[Task input]:

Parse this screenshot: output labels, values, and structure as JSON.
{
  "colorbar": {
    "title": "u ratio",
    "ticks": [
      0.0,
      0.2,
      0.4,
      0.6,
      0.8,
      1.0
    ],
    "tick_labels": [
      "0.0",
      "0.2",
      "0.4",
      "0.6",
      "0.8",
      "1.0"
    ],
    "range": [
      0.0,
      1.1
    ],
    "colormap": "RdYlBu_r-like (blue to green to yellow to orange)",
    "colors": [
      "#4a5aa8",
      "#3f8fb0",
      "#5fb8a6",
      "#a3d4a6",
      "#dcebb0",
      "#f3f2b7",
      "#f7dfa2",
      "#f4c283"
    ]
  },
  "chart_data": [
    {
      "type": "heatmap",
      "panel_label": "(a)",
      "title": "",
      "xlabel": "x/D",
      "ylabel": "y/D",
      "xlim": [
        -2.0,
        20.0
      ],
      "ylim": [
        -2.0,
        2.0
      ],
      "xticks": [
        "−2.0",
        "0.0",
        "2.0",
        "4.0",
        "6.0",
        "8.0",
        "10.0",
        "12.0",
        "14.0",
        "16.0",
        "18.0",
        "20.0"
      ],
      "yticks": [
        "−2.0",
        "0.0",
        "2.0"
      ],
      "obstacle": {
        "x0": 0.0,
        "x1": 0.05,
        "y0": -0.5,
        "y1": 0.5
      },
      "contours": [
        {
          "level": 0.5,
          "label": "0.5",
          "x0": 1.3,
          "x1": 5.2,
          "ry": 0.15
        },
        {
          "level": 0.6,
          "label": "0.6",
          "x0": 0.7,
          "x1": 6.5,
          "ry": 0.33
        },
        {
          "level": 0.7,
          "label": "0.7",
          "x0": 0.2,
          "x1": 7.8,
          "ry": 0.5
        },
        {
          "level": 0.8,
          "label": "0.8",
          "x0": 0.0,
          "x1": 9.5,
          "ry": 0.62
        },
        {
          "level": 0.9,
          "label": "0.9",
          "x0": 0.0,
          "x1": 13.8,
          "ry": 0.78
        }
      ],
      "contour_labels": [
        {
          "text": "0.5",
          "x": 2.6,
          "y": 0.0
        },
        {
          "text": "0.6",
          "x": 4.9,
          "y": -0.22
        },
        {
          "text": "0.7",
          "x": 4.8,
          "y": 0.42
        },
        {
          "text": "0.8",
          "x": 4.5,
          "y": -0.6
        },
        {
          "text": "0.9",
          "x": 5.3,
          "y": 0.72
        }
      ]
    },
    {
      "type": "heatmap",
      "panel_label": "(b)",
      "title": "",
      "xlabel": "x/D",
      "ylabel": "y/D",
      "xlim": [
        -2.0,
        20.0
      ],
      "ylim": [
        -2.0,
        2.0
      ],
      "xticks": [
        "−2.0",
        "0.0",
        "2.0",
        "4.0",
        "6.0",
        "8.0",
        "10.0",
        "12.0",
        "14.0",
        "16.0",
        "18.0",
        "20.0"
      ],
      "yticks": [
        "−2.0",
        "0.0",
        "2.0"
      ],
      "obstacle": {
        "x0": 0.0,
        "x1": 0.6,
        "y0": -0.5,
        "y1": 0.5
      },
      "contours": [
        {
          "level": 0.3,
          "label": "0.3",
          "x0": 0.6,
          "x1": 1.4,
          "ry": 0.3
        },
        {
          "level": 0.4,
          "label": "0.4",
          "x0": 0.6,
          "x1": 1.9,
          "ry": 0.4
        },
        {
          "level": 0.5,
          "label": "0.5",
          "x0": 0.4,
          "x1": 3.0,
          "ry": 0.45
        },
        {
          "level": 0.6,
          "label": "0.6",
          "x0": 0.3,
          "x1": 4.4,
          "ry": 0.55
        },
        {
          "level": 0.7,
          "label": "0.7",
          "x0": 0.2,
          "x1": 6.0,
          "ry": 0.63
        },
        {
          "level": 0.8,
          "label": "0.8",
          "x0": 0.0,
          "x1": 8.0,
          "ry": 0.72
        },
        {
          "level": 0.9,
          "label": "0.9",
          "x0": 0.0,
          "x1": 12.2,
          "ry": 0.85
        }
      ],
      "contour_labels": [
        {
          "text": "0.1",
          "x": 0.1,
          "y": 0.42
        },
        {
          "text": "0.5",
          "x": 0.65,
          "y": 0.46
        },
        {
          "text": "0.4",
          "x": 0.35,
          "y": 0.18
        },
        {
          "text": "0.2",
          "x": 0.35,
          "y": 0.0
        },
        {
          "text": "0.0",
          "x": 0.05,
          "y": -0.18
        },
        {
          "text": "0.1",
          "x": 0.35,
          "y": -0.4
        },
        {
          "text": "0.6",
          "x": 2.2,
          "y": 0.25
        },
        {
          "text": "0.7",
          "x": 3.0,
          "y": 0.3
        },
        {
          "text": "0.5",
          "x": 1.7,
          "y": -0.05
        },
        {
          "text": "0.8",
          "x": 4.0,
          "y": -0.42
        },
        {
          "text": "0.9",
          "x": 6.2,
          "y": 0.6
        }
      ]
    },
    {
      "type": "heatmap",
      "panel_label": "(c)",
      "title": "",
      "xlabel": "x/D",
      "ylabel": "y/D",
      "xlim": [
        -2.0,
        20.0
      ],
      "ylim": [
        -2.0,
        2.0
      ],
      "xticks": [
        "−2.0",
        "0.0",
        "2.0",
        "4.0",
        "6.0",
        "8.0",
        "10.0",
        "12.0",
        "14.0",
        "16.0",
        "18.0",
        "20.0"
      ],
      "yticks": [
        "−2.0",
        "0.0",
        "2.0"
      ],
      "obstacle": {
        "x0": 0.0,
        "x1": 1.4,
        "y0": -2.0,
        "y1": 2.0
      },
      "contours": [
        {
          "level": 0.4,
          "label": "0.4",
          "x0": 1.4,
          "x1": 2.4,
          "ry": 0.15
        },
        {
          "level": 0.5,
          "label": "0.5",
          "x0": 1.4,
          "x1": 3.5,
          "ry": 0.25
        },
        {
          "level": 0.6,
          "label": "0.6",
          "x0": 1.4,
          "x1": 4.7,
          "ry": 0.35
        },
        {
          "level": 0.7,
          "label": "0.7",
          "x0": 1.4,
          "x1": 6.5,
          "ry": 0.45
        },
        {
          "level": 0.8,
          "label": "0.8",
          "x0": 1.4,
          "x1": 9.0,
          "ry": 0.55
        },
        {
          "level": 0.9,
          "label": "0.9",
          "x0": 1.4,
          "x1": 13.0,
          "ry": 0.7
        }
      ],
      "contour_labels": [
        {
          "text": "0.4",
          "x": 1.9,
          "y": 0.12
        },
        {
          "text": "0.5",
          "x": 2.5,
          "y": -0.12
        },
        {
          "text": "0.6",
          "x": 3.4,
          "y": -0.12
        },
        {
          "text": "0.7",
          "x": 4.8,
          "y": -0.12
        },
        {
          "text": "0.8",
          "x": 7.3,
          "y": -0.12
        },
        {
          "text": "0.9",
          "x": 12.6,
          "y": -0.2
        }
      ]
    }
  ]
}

[Direction]: Retype the data in full and match it exactly.

[Correct response]:
Parse this screenshot: output labels, values, and structure as JSON.
{
  "colorbar": {
    "title": "u ratio",
    "ticks": [
      0.0,
      0.2,
      0.4,
      0.6,
      0.8,
      1.0
    ],
    "tick_labels": [
      "0.0",
      "0.2",
      "0.4",
      "0.6",
      "0.8",
      "1.0"
    ],
    "range": [
      0.0,
      1.1
    ],
    "colormap": "RdYlBu_r-like (blue to green to yellow to orange)",
    "colors": [
      "#4a5aa8",
      "#3f8fb0",
      "#5fb8a6",
      "#a3d4a6",
      "#dcebb0",
      "#f3f2b7",
      "#f7dfa2",
      "#f4c283"
    ]
  },
  "chart_data": [
    {
      "type": "heatmap",
      "panel_label": "(a)",
      "title": "",
      "xlabel": "x/D",
      "ylabel": "y/D",
      "xlim": [
        -2.0,
        20.0
      ],
      "ylim": [
        -2.0,
        2.0
      ],
      "xticks": [
        "−2.0",
        "0.0",
        "2.0",
        "4.0",
        "6.0",
        "8.0",
        "10.0",
        "12.0",
        "14.0",
        "16.0",
        "18.0",
        "20.0"
      ],
      "yticks": [
        "−2.0",
        "0.0",
        "2.0"
      ],
      "obstacle": {
        "x0": 0.0,
        "x1": 0.05,
        "y0": -0.5,
        "y1": 0.5
      },
      "contours": [
        {
          "level": 0.5,
          "label": "0.5",
          "x0": 1.3,
          "x1": 5.2,
          "ry": 0.15
        },
        {
          "level": 0.6,
          "label": "0.6",
          "x0": 0.7,
          "x1": 6.5,
          "ry": 0.33
        },
        {
          "level": 0.7,
          "label": "0.7",
          "x0": 0.2,
          "x1": 7.8,
          "ry": 0.5
        },
        {
          "level": 0.8,
          "label": "0.8",
          "x0": 0.0,
          "x1": 9.5,
          "ry": 0.62
        },
        {
          "level": 0.9,
          "label": "0.9",
          "x0": 0.0,
          "x1": 13.8,
          "ry": 0.78
        }
      ],
      "contour_labels": [
        {
          "text": "0.5",
          "x": 2.6,
          "y": 0.0
        },
        {
          "text": "0.6",
          "x": 4.9,
          "y": -0.22
        },
        {
          "text": "0.7",
          "x": 4.8,
          "y": 0.42
        },
        {
          "text": "0.8",
          "x": 4.5,
          "y": -0.6
        },
        {
          "text": "0.9",
          "x": 5.3,
          "y": 0.72
        }
      ]
    },
    {
      "type": "heatmap",
      "panel_label": "(b)",
      "title": "",
      "xlabel": "x/D",
      "ylabel": "y/D",
      "xlim": [
        -2.0,
        20.0
      ],
      "ylim": [
        -2.0,
        2.0
      ],
      "xticks": [
        "−2.0",
        "0.0",
        "2.0",
        "4.0",
        "6.0",
        "8.0",
        "10.0",
        "12.0",
        "14.0",
        "16.0",
        "18.0",
        "20.0"
      ],
      "yticks": [
        "−2.0",
        "0.0",
        "2.0"
      ],
      "obstacle": {
        "x0": 0.0,
        "x1": 0.6,
        "y0": -0.5,
        "y1": 0.5
      },
      "contours": [
        {
          "level": 0.3,
          "label": "0.3",
          "x0": 0.6,
          "x1": 1.4,
          "ry": 0.3
        },
        {
          "level": 0.4,
          "label": "0.4",
          "x0": 0.6,
          "x1": 1.9,
          "ry": 0.4
        },
        {
          "level": 0.5,
          "label": "0.5",
          "x0": 0.4,
          "x1": 3.0,
          "ry": 0.45
        },
        {
          "level": 0.6,
          "label": "0.6",
          "x0": 0.3,
          "x1": 4.4,
          "ry": 0.55
        },
        {
          "level": 0.7,
          "label": "0.7",
          "x0": 0.2,
          "x1": 6.0,
          "ry": 0.63
        },
        {
          "level": 0.8,
          "label": "0.8",
          "x0": 0.0,
          "x1": 8.0,
          "ry": 0.72
        },
        {
          "level": 0.9,
          "label": "0.9",
          "x0": 0.0,
          "x1": 12.2,
          "ry": 0.85
        }
      ],
      "contour_labels": [
        {
          "text": "0.1",
          "x": 0.1,
          "y": 0.42
        },
        {
          "text": "0.5",
          "x": 0.65,
          "y": 0.46
        },
        {
          "text": "0.4",
          "x": 0.35,
          "y": 0.18
        },
        {
          "text": "0.2",
          "x": 0.35,
          "y": 0.0
        },
        {
          "text": "0.0",
          "x": 0.05,
          "y": -0.18
        },
        {
          "text": "0.1",
          "x": 0.35,
          "y": -0.4
        },
        {
          "text": "0.6",
          "x": 2.2,
          "y": 0.25
        },
        {
          "text": "0.7",
          "x": 3.0,
          "y": 0.3
        },
        {
          "text": "0.5",
          "x": 1.7,
          "y": -0.05
        },
        {
          "text": "0.8",
          "x": 4.0,
          "y": -0.42
        },
        {
          "text": "0.9",
          "x": 6.2,
          "y": 0.6
        }
      ]
    },
    {
      "type": "heatmap",
      "panel_label": "(c)",
      "title": "",
      "xlabel": "x/D",
      "ylabel": "y/D",
      "xlim": [
        -2.0,
        20.0
      ],
      "ylim": [
        -2.0,
        2.0
      ],
      "xticks": [
        "−2.0",
        "0.0",
        "2.0",
        "4.0",
        "6.0",
        "8.0",
        "10.0",
        "12.0",
        "14.0",
        "16.0",
        "18.0",
        "20.0"
      ],
      "yticks": [
        "−2.0",
        "0.0",
        "2.0"
      ],
      "obstacle": {
        "x0": 0.0,
        "x1": 1.4,
        "y0": -2.0,
        "y1": 2.0
      },
      "contours": [
        {
          "level": 0.4,
          "label": "0.4",
          "x0": 1.4,
          "x1": 2.4,
          "ry": 0.15
        },
        {
          "level": 0.5,
          "label": "0.5",
          "x0": 1.4,
          "x1": 3.5,
          "ry": 0.25
        },
        {
          "level": 0.6,
          "label": "0.6",
          "x0": 1.4,
          "x1": 4.7,
          "ry": 0.35
        },
        {
          "level": 0.7,
          "label": "0.7",
          "x0": 1.4,
          "x1": 6.5,
          "ry": 0.45
        },
        {
          "level": 0.8,
          "label": "0.8",
          "x0": 1.4,
          "x1": 9.0,
          "ry": 0.55
        },
        {
          "level": 0.9,
          "label": "0.9",
          "x0": 1.4,
          "x1": 13.0,
          "ry": 0.7
        }
      ],
      "contour_labels": [
        {
          "text": "0.4",
          "x": 1.9,
          "y": 0.12
        },
        {
          "text": "0.5",
          "x": 2.5,
          "y": -0.12
        },
        {
          "text": "0.6",
          "x": 3.4,
          "y": -0.12
        },
        {
          "text": "0.7",
          "x": 4.8,
          "y": -0.12
        },
        {
          "text": "0.8",
          "x": 7.3,
          "y": -0.12
        },
        {
          "text": "0.9",
          "x": 12.6,
          "y": -0.2
        }
      ]
    }
  ]
}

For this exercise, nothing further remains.